AUFGABENDETAILS: Gib den Artikel über die Rückgabe der Sphinx von Hattuscha vollständig und Wort für Wort wieder.

TEXTAUSZUG:
──────

Rückgabe aus Berlin

Sphinx von Hattuscha wieder zurück in der Türkei

Das Tauziehen zwischen Deutschland und der Türkei um die Sphinx von Hattuscha hat endgültig ein Ende. Die 3500 Jahre Skulptur ist nun aus dem Berliner Pergamonmuseum in ihre Heimat zurückgekehrt. Dort soll sie die Öffentlichkeit ab Herbst bewundern können.

Nach langem Streit hat Deutschland eine 3500 Jahre alte hethitische Skulptur an die Türkei zurückgegeben. Kulturminister Ertugrul Günay sagte, zunächst werde die Sphinx aus Hattuscha, der ehemaligen Hauptstadt des Hethither-Reiches in Zentralanatolien, im Istanbuler Archäologischen Museum präsentiert. Ab November soll die breite Öffentlichkeit die Sphinx bewundern können.

Im Ersten Weltkrieg hatten deutsche Forscher zwei steinerne Sphinx-Figuren aus Hattuscha nach Berlin gebracht, um sie zu restaurieren. Eine der Figuren wurde später in die Türkei zurückgebracht, die andere blieb in Berlin. Vor wenigen Monaten drohte Kulturminister Günay mit dem Stopp der deutschen archäologischen Ausgrabung in Hattusa, falls die Bundesrepublik die Sphinx nicht zurückgebe. Wissenschaftler des Deutschen Archäologischen Institutes erforschen seit Jahrzehnten die Ruinen von Hattuscha.

Auf deutscher Seite hatte es Befürchtungen gegeben, eine Rückgabe der geflügelten Löwenfigur könne ein Signal sein, dass auch der Streit mit Ägypten um die weltberühmte Nofretete neu entbrennt. Allerdings wurde die ägyptische Königinnenbüste, die im Neuen Museum in Berlin steht, Deutschland bei einer Fundteilung ausdrücklich zugesprochen. Deutschland versteht sich deshalb als rechtmäßiger Besitzer. Bei der Sphinx von Hattuscha gab es keine derartige Vereinbarung.

──────

Einträge aus einem Datensatz:
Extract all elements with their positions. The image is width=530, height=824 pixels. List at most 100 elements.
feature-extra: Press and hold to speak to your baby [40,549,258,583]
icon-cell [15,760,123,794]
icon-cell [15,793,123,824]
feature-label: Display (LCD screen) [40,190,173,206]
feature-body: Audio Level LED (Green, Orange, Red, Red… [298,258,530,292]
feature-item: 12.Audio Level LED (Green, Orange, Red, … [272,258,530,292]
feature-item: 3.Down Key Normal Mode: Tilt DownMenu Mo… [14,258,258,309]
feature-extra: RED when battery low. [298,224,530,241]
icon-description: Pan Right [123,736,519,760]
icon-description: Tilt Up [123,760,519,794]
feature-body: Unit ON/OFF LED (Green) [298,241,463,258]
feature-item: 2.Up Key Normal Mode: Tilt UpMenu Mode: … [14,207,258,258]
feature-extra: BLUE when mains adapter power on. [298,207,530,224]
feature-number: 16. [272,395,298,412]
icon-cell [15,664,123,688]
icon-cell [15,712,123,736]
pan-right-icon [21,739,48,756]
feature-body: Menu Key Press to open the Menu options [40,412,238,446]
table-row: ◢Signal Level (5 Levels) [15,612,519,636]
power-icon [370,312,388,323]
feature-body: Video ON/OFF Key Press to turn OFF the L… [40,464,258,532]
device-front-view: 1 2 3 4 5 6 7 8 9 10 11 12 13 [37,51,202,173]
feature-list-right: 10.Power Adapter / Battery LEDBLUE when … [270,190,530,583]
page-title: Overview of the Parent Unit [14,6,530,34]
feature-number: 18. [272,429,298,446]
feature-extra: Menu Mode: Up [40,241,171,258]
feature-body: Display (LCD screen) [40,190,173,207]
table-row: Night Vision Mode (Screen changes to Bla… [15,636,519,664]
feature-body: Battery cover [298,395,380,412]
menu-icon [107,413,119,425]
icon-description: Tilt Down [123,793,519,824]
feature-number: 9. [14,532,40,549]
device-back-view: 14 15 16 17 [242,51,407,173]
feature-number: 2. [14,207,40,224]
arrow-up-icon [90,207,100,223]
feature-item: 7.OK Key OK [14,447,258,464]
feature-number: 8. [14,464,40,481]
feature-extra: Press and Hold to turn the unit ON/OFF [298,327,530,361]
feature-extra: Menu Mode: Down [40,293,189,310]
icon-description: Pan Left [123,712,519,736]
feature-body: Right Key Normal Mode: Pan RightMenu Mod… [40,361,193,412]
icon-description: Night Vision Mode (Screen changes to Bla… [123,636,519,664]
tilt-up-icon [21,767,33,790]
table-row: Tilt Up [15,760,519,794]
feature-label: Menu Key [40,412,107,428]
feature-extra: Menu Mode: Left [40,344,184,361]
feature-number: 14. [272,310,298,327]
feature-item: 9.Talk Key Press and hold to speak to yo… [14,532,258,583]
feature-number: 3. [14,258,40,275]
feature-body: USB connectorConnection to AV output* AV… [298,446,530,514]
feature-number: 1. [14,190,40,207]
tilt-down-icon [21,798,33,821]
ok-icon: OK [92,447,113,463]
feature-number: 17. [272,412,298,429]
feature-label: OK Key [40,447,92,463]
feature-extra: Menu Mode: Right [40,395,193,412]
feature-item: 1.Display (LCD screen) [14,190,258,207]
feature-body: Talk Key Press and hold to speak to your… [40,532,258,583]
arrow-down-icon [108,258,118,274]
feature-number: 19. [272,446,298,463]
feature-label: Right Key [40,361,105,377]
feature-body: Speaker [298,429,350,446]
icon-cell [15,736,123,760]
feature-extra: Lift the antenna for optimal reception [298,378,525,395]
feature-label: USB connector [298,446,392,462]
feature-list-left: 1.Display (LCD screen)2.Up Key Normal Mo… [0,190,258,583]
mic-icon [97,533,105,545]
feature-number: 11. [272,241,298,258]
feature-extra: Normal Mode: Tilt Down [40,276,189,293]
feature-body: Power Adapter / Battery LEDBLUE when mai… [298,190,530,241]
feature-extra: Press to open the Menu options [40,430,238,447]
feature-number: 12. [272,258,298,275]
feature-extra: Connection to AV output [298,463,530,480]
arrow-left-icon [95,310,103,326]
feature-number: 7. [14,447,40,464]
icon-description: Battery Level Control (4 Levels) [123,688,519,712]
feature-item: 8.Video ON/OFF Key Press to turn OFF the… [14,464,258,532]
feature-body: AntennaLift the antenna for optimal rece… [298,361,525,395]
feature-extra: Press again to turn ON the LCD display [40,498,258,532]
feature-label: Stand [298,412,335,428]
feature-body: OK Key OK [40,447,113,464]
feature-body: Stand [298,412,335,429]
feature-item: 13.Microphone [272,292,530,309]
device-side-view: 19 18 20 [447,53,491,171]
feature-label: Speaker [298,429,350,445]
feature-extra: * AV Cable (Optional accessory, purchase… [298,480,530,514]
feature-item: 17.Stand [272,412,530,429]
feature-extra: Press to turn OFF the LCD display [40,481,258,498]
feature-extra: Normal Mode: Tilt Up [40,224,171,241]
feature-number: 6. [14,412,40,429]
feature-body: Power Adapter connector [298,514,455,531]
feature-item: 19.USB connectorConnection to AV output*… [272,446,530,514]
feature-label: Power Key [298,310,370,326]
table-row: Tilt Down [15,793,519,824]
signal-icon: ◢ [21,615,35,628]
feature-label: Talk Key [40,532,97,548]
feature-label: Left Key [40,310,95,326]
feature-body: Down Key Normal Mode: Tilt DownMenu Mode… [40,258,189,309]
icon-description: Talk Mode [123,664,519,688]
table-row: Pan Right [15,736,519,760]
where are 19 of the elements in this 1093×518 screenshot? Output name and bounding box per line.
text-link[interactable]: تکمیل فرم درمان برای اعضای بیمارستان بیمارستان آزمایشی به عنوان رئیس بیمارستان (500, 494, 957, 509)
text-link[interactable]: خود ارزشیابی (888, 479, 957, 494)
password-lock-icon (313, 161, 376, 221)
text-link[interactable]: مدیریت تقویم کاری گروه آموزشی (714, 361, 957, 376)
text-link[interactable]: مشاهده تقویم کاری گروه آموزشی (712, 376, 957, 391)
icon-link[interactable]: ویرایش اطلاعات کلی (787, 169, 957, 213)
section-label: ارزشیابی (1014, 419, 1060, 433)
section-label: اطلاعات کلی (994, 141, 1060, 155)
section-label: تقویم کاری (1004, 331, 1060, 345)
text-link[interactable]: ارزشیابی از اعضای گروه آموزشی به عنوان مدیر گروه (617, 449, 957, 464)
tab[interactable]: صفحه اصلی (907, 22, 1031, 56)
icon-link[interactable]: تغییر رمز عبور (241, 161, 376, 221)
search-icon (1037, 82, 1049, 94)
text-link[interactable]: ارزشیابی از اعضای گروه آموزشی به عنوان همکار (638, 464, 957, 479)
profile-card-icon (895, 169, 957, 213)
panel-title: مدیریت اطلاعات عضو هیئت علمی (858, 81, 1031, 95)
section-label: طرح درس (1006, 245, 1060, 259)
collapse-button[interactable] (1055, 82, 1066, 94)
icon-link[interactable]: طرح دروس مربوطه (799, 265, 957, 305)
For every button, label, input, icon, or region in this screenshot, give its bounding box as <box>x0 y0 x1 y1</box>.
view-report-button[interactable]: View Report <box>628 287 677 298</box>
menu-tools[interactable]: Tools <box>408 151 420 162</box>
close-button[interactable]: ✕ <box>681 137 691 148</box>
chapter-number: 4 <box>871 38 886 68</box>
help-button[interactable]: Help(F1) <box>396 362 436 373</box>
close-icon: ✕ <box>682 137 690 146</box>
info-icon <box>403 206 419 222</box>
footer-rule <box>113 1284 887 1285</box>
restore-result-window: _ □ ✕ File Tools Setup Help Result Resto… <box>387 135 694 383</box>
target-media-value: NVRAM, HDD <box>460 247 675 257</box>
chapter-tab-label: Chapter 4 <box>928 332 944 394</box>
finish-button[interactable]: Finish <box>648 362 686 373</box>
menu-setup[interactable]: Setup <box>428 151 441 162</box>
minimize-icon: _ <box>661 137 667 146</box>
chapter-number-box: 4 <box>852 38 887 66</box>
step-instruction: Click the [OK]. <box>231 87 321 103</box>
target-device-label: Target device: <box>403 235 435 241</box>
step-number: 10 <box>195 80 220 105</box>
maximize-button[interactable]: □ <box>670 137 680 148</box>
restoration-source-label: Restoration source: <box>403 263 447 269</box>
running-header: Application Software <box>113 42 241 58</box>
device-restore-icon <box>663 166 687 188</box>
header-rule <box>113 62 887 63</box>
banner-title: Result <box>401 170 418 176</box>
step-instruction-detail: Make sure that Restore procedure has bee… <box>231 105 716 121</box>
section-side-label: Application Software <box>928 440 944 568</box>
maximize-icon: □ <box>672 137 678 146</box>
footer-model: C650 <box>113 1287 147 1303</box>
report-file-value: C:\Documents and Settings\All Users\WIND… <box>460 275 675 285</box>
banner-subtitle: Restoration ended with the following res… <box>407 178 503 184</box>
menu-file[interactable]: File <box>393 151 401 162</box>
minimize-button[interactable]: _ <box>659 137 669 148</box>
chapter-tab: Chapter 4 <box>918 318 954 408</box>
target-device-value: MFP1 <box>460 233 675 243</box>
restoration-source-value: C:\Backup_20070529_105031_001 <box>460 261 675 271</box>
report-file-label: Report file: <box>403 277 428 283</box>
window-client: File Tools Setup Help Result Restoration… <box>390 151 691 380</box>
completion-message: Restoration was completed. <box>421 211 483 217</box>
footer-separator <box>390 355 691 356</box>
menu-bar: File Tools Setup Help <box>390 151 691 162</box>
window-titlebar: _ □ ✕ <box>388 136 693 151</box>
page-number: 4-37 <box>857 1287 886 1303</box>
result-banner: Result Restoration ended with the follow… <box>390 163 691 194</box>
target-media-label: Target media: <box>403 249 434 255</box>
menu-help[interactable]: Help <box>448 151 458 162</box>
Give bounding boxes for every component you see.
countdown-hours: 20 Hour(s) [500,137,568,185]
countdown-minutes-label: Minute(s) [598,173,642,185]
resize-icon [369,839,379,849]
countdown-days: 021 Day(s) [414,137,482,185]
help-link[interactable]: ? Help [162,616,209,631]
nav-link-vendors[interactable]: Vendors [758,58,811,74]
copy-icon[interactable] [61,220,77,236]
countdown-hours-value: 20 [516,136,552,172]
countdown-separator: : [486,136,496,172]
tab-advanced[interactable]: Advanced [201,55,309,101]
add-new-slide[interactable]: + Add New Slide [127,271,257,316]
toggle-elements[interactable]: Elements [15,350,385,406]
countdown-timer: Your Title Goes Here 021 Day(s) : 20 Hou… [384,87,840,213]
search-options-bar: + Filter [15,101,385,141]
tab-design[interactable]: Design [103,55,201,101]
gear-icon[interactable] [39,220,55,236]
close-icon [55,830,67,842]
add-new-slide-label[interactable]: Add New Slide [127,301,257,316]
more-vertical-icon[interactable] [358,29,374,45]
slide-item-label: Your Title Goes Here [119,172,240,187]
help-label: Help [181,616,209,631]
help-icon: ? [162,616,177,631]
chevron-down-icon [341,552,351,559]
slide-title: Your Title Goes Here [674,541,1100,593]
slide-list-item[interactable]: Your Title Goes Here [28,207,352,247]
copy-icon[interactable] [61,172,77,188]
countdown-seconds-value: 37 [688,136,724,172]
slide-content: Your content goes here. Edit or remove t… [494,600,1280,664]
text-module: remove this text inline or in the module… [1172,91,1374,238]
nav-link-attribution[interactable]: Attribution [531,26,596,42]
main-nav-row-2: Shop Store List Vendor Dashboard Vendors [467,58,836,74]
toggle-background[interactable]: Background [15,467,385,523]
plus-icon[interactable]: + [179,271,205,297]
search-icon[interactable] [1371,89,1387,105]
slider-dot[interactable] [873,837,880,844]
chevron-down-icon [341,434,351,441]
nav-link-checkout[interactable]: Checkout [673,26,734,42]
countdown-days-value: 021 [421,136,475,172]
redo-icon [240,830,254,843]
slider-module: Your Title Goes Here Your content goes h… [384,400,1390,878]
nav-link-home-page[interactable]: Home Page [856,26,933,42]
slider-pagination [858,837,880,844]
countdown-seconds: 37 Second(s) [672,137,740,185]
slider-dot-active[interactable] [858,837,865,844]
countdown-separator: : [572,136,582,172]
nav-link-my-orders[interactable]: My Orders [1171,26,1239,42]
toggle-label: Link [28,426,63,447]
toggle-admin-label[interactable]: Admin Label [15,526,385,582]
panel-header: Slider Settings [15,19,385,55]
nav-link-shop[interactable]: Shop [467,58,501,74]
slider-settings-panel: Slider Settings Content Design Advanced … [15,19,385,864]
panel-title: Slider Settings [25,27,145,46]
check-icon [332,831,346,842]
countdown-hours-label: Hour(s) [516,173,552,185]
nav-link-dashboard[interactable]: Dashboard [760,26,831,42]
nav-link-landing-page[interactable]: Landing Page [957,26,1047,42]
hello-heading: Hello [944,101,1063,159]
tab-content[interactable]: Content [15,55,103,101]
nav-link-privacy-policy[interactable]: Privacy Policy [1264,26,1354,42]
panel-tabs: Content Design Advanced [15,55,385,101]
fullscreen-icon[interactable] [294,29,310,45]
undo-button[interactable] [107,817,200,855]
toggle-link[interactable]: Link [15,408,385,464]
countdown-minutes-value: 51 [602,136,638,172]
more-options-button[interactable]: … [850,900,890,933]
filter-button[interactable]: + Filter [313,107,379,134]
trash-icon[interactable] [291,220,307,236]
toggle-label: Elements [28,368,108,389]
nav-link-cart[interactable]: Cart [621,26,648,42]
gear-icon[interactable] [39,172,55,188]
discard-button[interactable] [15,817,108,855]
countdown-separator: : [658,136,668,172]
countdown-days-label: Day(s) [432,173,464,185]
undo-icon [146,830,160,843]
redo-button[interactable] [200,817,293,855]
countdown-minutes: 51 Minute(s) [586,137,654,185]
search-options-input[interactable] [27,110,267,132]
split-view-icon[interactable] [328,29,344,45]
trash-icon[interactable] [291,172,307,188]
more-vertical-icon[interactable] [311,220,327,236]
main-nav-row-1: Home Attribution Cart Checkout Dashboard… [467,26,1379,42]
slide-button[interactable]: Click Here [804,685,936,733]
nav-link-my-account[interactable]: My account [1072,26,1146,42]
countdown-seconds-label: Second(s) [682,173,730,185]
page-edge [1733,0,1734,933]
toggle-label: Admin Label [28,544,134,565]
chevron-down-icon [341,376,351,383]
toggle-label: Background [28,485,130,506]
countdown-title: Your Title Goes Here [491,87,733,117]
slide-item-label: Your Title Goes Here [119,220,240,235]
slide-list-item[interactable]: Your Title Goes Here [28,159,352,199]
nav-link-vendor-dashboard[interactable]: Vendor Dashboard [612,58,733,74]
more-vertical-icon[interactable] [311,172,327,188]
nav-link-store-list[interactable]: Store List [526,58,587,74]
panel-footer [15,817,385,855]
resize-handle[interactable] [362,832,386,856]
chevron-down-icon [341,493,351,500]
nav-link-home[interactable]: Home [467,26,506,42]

──────

LÖSUNG:
Rückgabe aus Berlin

Sphinx von Hattuscha wieder zurück in der Türkei

Das Tauziehen zwischen Deutschland und der Türkei um die Sphinx von Hattuscha hat endgültig ein Ende. Die 3500 Jahre Skulptur ist nun aus dem Berliner Pergamonmuseum in ihre Heimat zurückgekehrt. Dort soll sie die Öffentlichkeit ab Herbst bewundern können.

Nach langem Streit hat Deutschland eine 3500 Jahre alte hethitische Skulptur an die Türkei zurückgegeben. Kulturminister Ertugrul Günay sagte, zunächst werde die Sphinx aus Hattuscha, der ehemaligen Hauptstadt des Hethither-Reiches in Zentralanatolien, im Istanbuler Archäologischen Museum präsentiert. Ab November soll die breite Öffentlichkeit die Sphinx bewundern können.

Im Ersten Weltkrieg hatten deutsche Forscher zwei steinerne Sphinx-Figuren aus Hattuscha nach Berlin gebracht, um sie zu restaurieren. Eine der Figuren wurde später in die Türkei zurückgebracht, die andere blieb in Berlin. Vor wenigen Monaten drohte Kulturminister Günay mit dem Stopp der deutschen archäologischen Ausgrabung in Hattusa, falls die Bundesrepublik die Sphinx nicht zurückgebe. Wissenschaftler des Deutschen Archäologischen Institutes erforschen seit Jahrzehnten die Ruinen von Hattuscha.

Auf deutscher Seite hatte es Befürchtungen gegeben, eine Rückgabe der geflügelten Löwenfigur könne ein Signal sein, dass auch der Streit mit Ägypten um die weltberühmte Nofretete neu entbrennt. Allerdings wurde die ägyptische Königinnenbüste, die im Neuen Museum in Berlin steht, Deutschland bei einer Fundteilung ausdrücklich zugesprochen. Deutschland versteht sich deshalb als rechtmäßiger Besitzer. Bei der Sphinx von Hattuscha gab es keine derartige Vereinbarung.